**What the task requires**. Set down all of the entries word for word, omitting the images they contain.

**Provided records**.
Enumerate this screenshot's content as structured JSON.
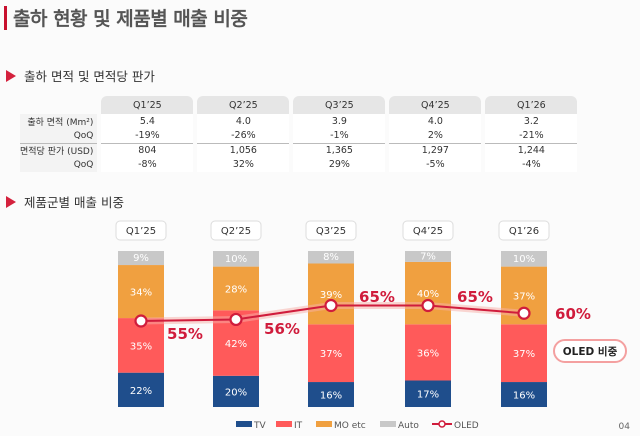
{
  "title": "출하 현황 및 제품별 매출 비중",
  "section1": "출하 면적 및 면적당 판가",
  "section2": "제품군별 매출 비중",
  "table": {
    "headers": [
      "Q1’25",
      "Q2’25",
      "Q3’25",
      "Q4’25",
      "Q1’26"
    ],
    "rows": [
      {
        "label": "출하 면적 (Mm²)",
        "values": [
          "5.4",
          "4.0",
          "3.9",
          "4.0",
          "3.2"
        ]
      },
      {
        "label": "QoQ",
        "values": [
          "-19%",
          "-26%",
          "-1%",
          "2%",
          "-21%"
        ]
      },
      {
        "label": "면적당 판가 (USD)",
        "values": [
          "804",
          "1,056",
          "1,365",
          "1,297",
          "1,244"
        ]
      },
      {
        "label": "QoQ",
        "values": [
          "-8%",
          "32%",
          "29%",
          "-5%",
          "-4%"
        ]
      }
    ]
  },
  "chart_data": {
    "type": "bar",
    "stacked": true,
    "categories": [
      "Q1’25",
      "Q2’25",
      "Q3’25",
      "Q4’25",
      "Q1’26"
    ],
    "series": [
      {
        "name": "TV",
        "color": "#1f4e8c",
        "values": [
          22,
          20,
          16,
          17,
          16
        ]
      },
      {
        "name": "IT",
        "color": "#ff5a5a",
        "values": [
          35,
          42,
          37,
          36,
          37
        ]
      },
      {
        "name": "MO etc",
        "color": "#f0a040",
        "values": [
          34,
          28,
          39,
          40,
          37
        ]
      },
      {
        "name": "Auto",
        "color": "#c8c8c8",
        "values": [
          9,
          10,
          8,
          7,
          10
        ]
      }
    ],
    "line": {
      "name": "OLED",
      "color": "#d01c3c",
      "values": [
        55,
        56,
        65,
        65,
        60
      ],
      "labels": [
        "55%",
        "56%",
        "65%",
        "65%",
        "60%"
      ]
    },
    "callout": "OLED 비중",
    "legend": "bottom"
  },
  "page_number": "04"
}
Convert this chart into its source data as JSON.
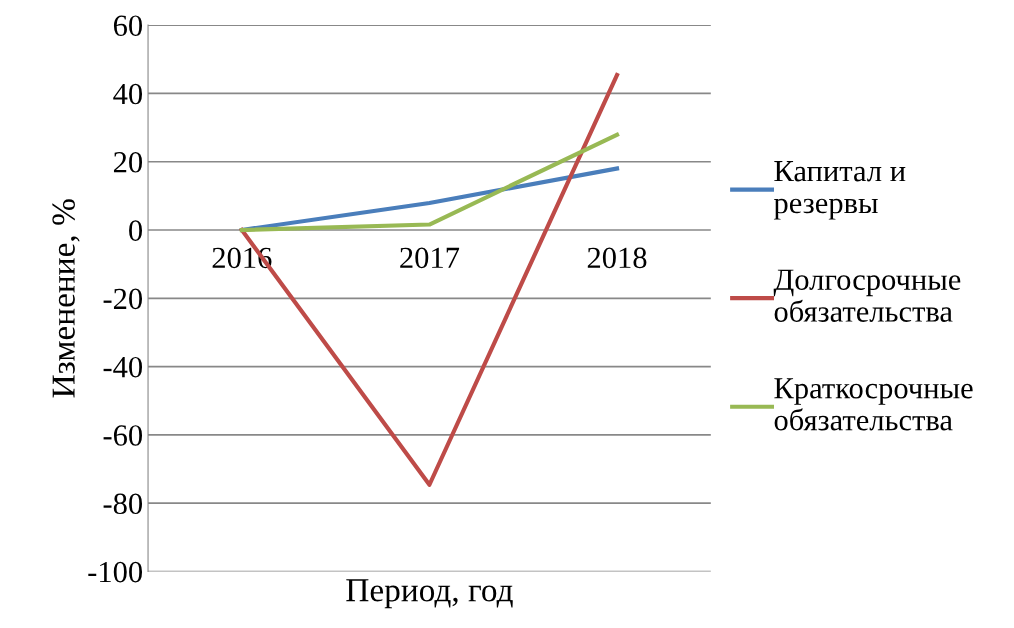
{
  "chart_data": {
    "type": "line",
    "xlabel": "Период, год",
    "ylabel": "Изменение, %",
    "categories": [
      "2016",
      "2017",
      "2018"
    ],
    "series": [
      {
        "name": "Капитал и резервы",
        "color": "#4a7ebb",
        "values": [
          0,
          7.9,
          18.0
        ]
      },
      {
        "name": "Долгосрочные обязательства",
        "color": "#be4b48",
        "values": [
          0,
          -74.6,
          45.4
        ]
      },
      {
        "name": "Краткосрочные обязательства",
        "color": "#98b954",
        "values": [
          0,
          1.6,
          27.9
        ]
      }
    ],
    "ylim": [
      -100,
      60
    ],
    "yticks": [
      -100,
      -80,
      -60,
      -40,
      -20,
      0,
      20,
      40,
      60
    ],
    "grid": "y",
    "legend": "right",
    "marker": "none",
    "line_style": "solid"
  }
}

**Worked answer**.
Enumerate this screenshot's content as structured JSON.
{
  "title": "출하 현황 및 제품별 매출 비중",
  "section1": "출하 면적 및 면적당 판가",
  "section2": "제품군별 매출 비중",
  "table": {
    "headers": [
      "Q1’25",
      "Q2’25",
      "Q3’25",
      "Q4’25",
      "Q1’26"
    ],
    "rows": [
      {
        "label": "출하 면적 (Mm²)",
        "values": [
          "5.4",
          "4.0",
          "3.9",
          "4.0",
          "3.2"
        ]
      },
      {
        "label": "QoQ",
        "values": [
          "-19%",
          "-26%",
          "-1%",
          "2%",
          "-21%"
        ]
      },
      {
        "label": "면적당 판가 (USD)",
        "values": [
          "804",
          "1,056",
          "1,365",
          "1,297",
          "1,244"
        ]
      },
      {
        "label": "QoQ",
        "values": [
          "-8%",
          "32%",
          "29%",
          "-5%",
          "-4%"
        ]
      }
    ]
  },
  "chart_data": {
    "type": "bar",
    "stacked": true,
    "categories": [
      "Q1’25",
      "Q2’25",
      "Q3’25",
      "Q4’25",
      "Q1’26"
    ],
    "series": [
      {
        "name": "TV",
        "color": "#1f4e8c",
        "values": [
          22,
          20,
          16,
          17,
          16
        ]
      },
      {
        "name": "IT",
        "color": "#ff5a5a",
        "values": [
          35,
          42,
          37,
          36,
          37
        ]
      },
      {
        "name": "MO etc",
        "color": "#f0a040",
        "values": [
          34,
          28,
          39,
          40,
          37
        ]
      },
      {
        "name": "Auto",
        "color": "#c8c8c8",
        "values": [
          9,
          10,
          8,
          7,
          10
        ]
      }
    ],
    "line": {
      "name": "OLED",
      "color": "#d01c3c",
      "values": [
        55,
        56,
        65,
        65,
        60
      ],
      "labels": [
        "55%",
        "56%",
        "65%",
        "65%",
        "60%"
      ]
    },
    "callout": "OLED 비중",
    "legend": "bottom"
  },
  "page_number": "04"
}
Convert this chart into its source data as JSON.
{
  "chart_data": {
    "type": "line",
    "xlabel": "Период, год",
    "ylabel": "Изменение, %",
    "categories": [
      "2016",
      "2017",
      "2018"
    ],
    "series": [
      {
        "name": "Капитал и резервы",
        "color": "#4a7ebb",
        "values": [
          0,
          7.9,
          18.0
        ]
      },
      {
        "name": "Долгосрочные обязательства",
        "color": "#be4b48",
        "values": [
          0,
          -74.6,
          45.4
        ]
      },
      {
        "name": "Краткосрочные обязательства",
        "color": "#98b954",
        "values": [
          0,
          1.6,
          27.9
        ]
      }
    ],
    "ylim": [
      -100,
      60
    ],
    "yticks": [
      -100,
      -80,
      -60,
      -40,
      -20,
      0,
      20,
      40,
      60
    ],
    "grid": "y",
    "legend": "right",
    "marker": "none",
    "line_style": "solid"
  }
}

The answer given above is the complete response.